---- Extracted material

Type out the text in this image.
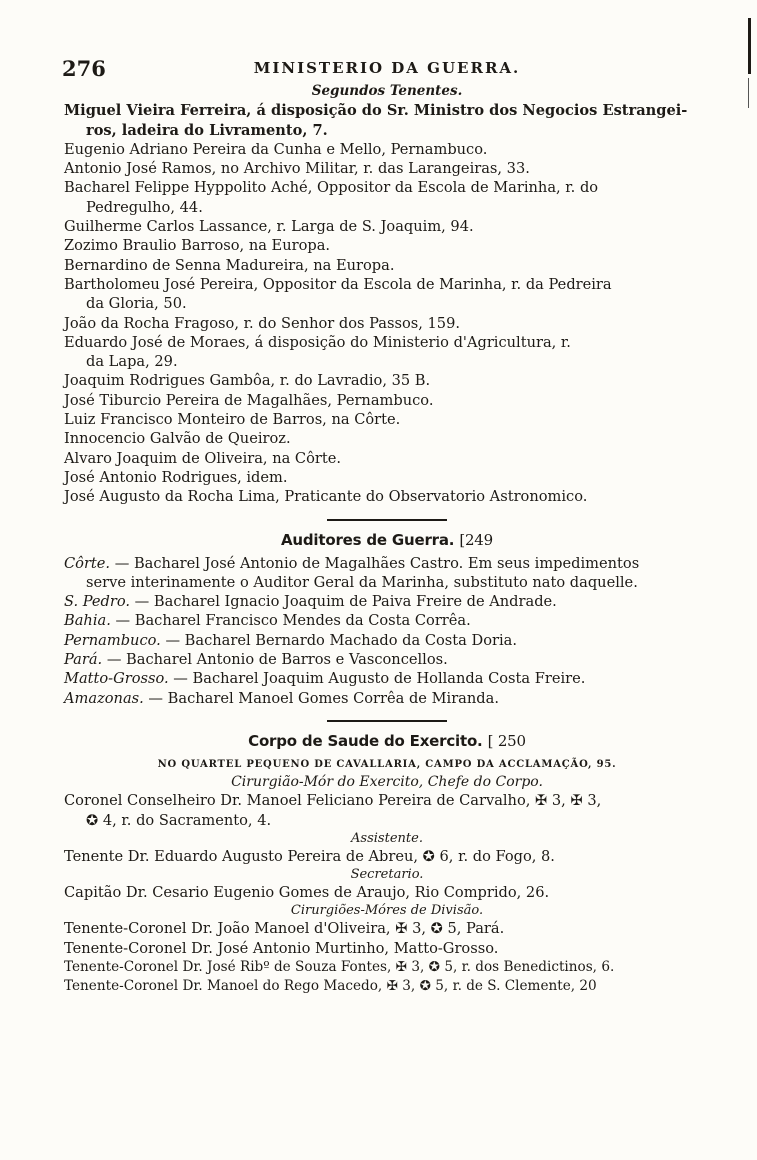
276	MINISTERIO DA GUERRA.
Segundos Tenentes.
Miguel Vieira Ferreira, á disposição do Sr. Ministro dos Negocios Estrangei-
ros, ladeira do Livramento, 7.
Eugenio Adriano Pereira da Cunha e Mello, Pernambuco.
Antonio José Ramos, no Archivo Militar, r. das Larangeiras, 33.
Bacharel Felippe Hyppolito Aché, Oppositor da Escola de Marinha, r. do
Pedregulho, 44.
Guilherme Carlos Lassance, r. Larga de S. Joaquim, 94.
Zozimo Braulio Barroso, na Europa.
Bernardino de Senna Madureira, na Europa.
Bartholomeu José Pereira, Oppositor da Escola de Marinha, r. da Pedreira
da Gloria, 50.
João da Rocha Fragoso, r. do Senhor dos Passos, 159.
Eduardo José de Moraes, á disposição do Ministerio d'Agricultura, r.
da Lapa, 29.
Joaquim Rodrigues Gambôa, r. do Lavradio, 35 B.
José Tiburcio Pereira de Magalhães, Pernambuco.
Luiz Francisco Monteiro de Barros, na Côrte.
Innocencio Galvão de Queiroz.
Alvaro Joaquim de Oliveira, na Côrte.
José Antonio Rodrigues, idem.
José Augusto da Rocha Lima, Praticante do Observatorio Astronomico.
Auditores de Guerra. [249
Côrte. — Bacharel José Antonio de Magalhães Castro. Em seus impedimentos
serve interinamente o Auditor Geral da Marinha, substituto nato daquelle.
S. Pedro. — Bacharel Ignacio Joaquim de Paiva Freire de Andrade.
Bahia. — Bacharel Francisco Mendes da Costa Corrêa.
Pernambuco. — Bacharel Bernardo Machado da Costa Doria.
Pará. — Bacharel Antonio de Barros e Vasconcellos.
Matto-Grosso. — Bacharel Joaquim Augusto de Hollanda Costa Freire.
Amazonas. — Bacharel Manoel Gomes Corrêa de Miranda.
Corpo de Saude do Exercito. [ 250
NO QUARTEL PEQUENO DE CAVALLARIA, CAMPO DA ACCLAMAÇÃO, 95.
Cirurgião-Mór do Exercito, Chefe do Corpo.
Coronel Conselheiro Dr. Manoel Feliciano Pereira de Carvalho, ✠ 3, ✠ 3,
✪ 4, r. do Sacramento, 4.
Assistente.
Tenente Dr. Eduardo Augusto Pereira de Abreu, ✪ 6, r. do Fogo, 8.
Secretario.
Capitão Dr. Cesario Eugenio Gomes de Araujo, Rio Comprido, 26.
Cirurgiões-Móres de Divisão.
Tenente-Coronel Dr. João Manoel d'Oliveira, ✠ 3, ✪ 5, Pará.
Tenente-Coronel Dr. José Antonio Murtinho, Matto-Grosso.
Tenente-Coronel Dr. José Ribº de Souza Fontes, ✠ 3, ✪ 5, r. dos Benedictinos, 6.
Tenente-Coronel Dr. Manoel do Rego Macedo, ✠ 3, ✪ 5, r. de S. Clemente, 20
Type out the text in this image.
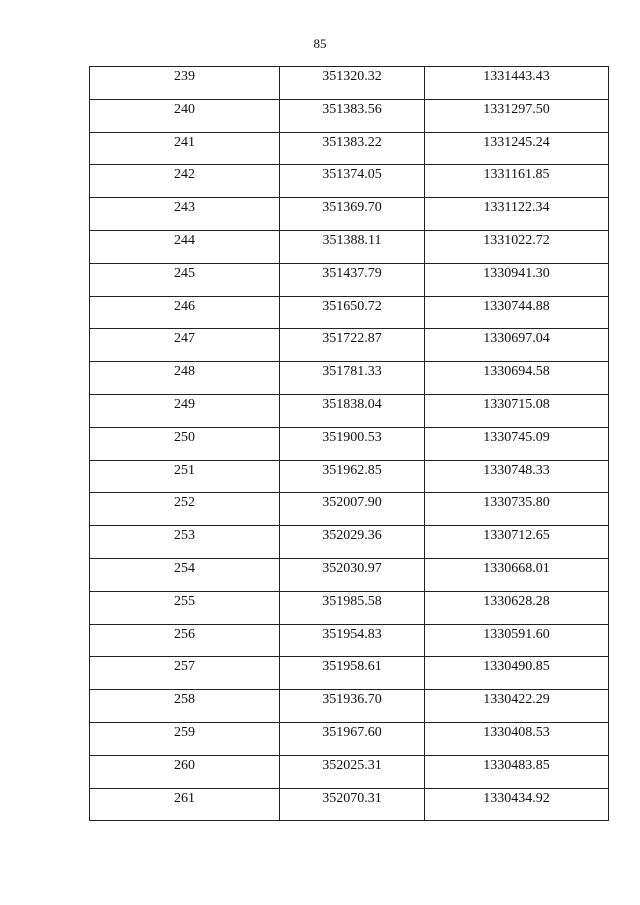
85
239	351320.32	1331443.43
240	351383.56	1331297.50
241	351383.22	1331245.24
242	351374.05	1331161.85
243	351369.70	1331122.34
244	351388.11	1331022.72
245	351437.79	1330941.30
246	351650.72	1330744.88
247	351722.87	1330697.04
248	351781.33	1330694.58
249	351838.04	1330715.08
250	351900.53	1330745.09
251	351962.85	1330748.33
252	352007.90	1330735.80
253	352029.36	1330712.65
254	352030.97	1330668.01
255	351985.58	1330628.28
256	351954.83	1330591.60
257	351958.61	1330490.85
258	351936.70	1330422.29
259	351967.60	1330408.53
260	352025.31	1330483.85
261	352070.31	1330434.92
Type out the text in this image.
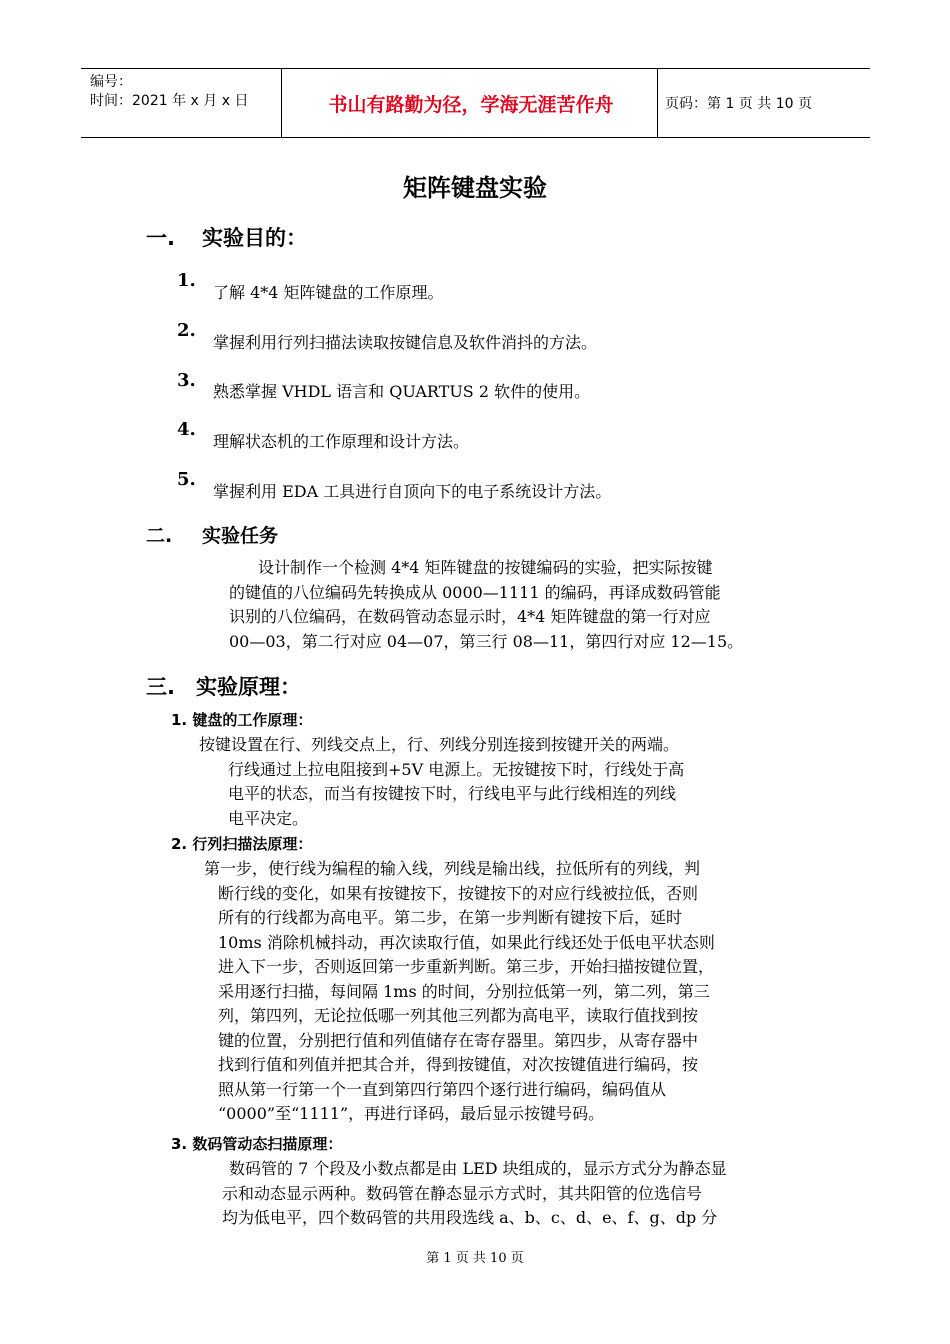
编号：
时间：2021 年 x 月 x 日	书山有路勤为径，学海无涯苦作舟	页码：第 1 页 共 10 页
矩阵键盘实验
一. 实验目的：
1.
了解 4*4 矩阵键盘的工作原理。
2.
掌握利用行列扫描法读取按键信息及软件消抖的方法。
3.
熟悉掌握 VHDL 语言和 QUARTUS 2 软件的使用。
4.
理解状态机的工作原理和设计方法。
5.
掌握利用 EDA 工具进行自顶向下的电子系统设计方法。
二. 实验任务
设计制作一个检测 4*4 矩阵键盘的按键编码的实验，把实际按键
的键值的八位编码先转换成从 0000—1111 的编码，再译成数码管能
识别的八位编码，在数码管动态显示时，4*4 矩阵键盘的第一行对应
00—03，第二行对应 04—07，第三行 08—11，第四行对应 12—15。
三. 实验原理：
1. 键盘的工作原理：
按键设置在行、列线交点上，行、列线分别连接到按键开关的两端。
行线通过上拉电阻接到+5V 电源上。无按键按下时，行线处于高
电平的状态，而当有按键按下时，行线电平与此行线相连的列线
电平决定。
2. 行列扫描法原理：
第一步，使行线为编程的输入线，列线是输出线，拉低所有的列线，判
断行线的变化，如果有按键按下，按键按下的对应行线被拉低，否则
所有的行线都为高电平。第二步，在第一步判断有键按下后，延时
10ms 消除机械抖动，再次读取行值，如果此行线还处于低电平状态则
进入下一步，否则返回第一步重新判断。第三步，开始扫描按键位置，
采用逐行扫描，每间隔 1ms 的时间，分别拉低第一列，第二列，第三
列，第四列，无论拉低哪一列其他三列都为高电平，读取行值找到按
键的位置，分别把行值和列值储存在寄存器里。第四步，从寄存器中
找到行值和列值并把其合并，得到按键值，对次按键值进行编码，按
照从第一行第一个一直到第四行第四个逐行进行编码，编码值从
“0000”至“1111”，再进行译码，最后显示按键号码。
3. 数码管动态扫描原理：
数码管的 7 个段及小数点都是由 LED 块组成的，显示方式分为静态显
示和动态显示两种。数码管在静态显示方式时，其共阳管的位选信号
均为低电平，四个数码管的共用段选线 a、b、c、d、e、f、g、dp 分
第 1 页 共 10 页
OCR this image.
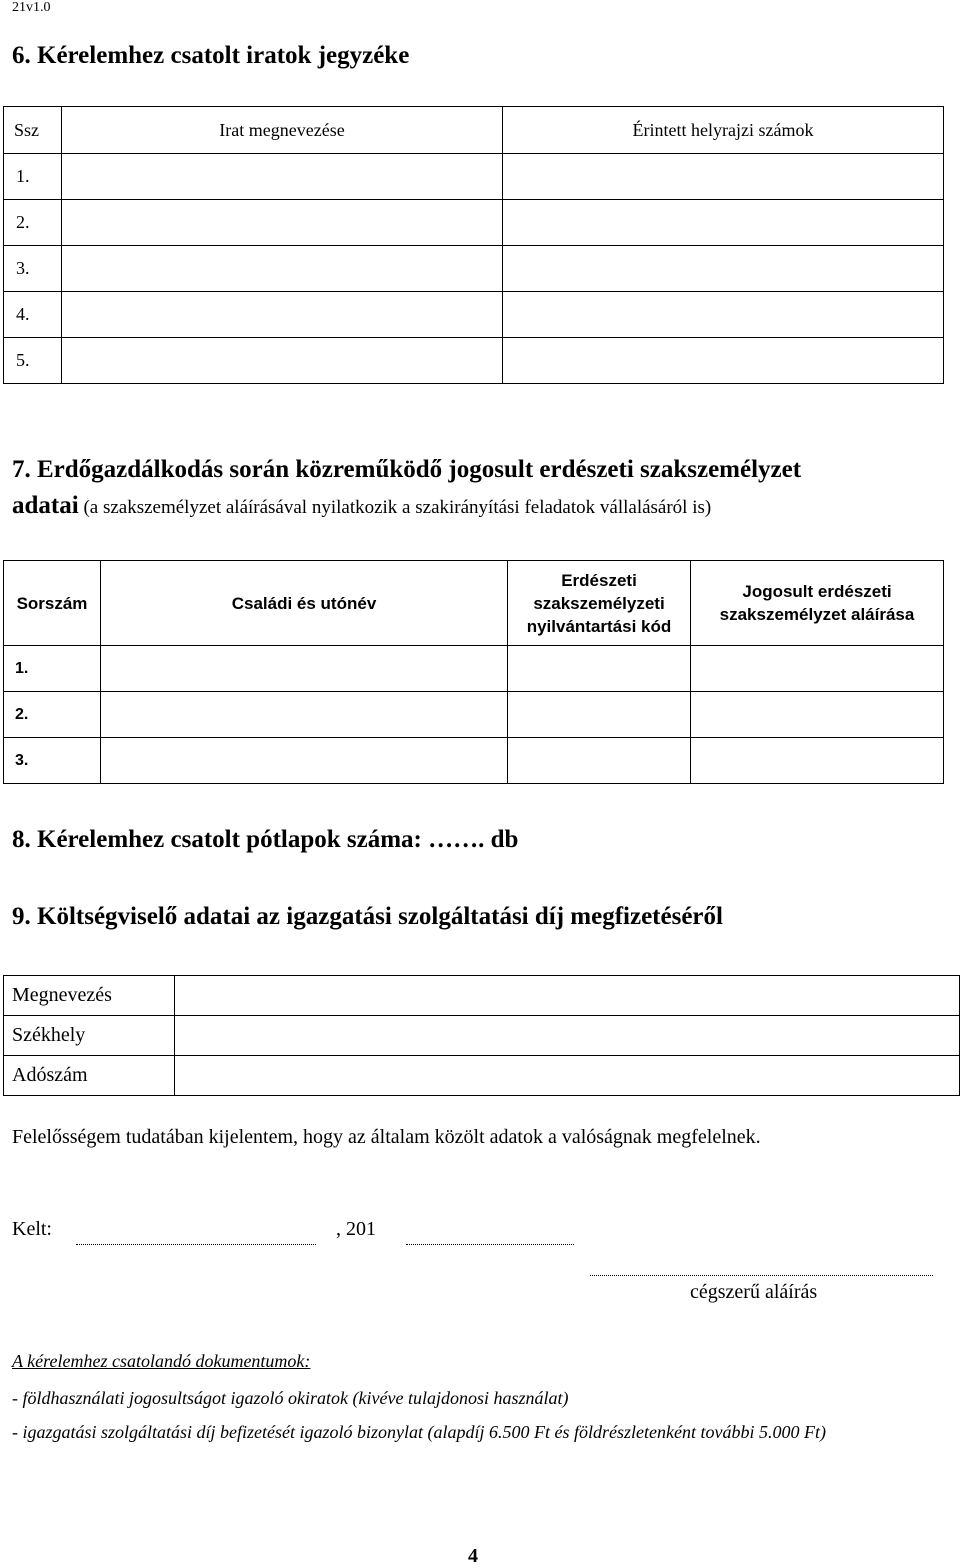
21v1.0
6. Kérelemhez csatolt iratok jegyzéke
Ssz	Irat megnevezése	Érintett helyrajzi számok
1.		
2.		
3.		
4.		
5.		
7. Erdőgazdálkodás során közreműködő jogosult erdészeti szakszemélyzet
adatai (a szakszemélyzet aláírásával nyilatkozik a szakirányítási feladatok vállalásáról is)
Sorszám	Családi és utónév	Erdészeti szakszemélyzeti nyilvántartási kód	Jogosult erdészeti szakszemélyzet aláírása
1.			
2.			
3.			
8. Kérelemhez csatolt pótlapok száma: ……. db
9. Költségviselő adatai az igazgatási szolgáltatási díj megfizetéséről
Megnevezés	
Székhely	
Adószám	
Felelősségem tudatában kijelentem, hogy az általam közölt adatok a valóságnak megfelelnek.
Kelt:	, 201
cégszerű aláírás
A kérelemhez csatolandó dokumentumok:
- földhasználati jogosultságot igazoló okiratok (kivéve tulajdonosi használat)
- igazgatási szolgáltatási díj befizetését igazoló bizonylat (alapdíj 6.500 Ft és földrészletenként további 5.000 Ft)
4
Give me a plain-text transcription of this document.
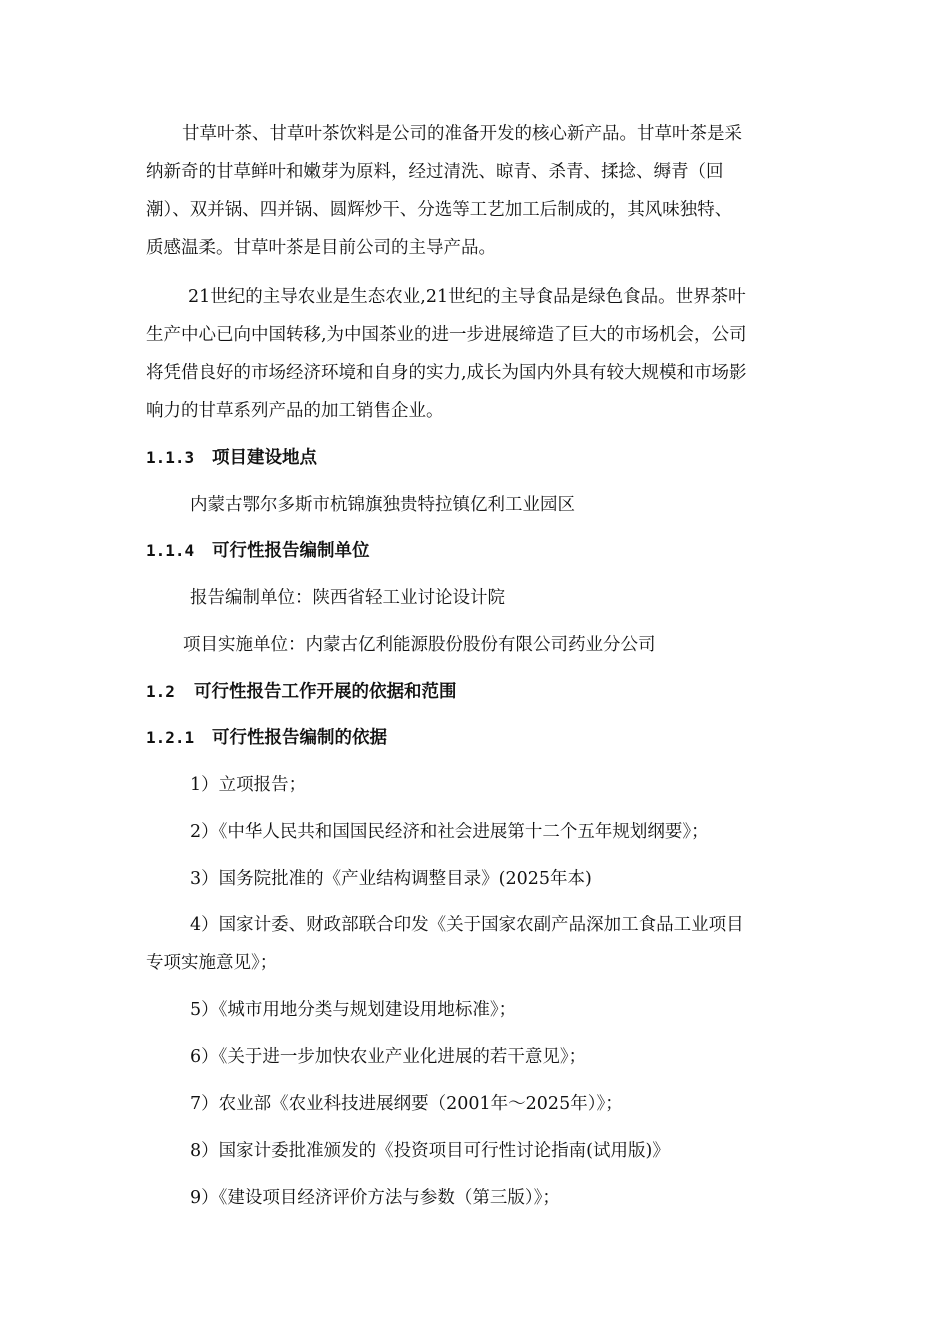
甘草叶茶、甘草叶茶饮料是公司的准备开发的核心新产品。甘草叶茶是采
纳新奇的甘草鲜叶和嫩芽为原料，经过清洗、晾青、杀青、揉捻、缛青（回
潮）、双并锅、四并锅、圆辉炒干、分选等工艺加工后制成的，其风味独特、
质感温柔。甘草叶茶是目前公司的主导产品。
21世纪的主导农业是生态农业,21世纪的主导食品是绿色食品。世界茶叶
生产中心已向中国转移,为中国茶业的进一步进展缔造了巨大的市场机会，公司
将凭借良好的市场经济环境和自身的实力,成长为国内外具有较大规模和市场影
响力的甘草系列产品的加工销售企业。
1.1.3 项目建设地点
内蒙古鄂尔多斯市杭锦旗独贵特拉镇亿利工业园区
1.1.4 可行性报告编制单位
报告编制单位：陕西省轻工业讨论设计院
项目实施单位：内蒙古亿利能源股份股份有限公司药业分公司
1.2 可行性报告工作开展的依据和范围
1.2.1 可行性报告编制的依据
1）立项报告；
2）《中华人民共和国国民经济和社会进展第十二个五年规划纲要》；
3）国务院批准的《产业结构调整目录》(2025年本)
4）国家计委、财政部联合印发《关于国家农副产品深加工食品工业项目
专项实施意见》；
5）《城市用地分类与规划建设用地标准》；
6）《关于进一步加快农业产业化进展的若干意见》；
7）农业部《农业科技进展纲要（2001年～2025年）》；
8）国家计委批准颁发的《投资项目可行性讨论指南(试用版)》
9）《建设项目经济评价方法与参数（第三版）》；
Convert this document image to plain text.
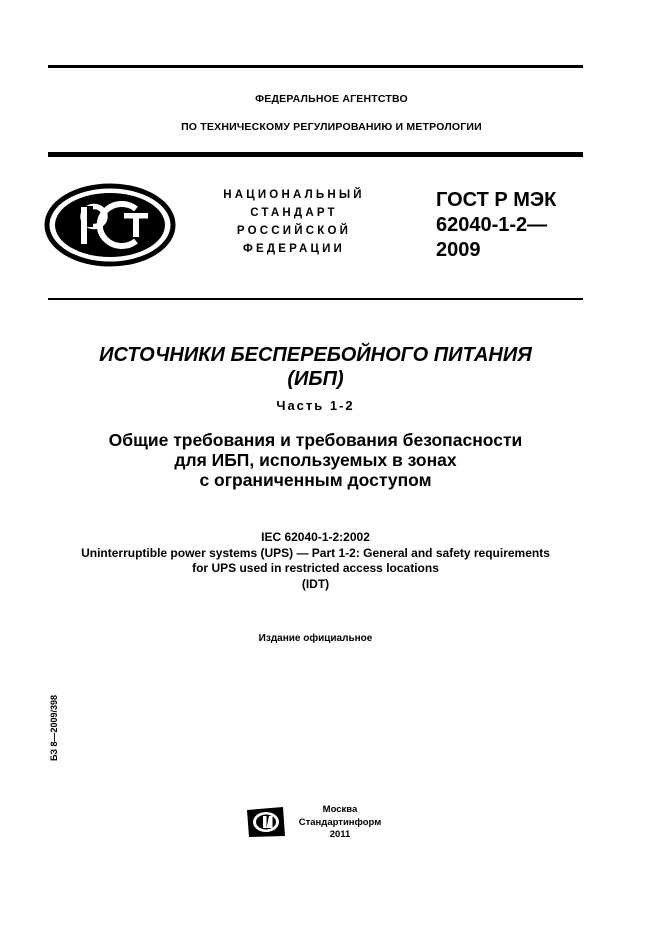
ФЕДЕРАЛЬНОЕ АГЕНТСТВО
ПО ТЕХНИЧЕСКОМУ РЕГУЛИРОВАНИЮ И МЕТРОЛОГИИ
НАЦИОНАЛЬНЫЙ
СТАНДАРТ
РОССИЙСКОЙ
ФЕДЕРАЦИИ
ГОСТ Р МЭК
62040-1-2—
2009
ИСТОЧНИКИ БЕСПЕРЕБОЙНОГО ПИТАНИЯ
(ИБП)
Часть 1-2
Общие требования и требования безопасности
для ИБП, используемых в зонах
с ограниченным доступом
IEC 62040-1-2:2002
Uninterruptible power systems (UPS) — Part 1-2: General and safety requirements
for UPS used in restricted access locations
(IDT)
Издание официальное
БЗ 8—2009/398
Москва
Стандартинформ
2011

--------

▶ **The task**: For this exercise, gather every line of the data that contains the word "Oppositor".

▶ **Solution**:
Bacharel Felippe Hyppolito Aché, Oppositor da Escola de Marinha, r. do
Bartholomeu José Pereira, Oppositor da Escola de Marinha, r. da Pedreira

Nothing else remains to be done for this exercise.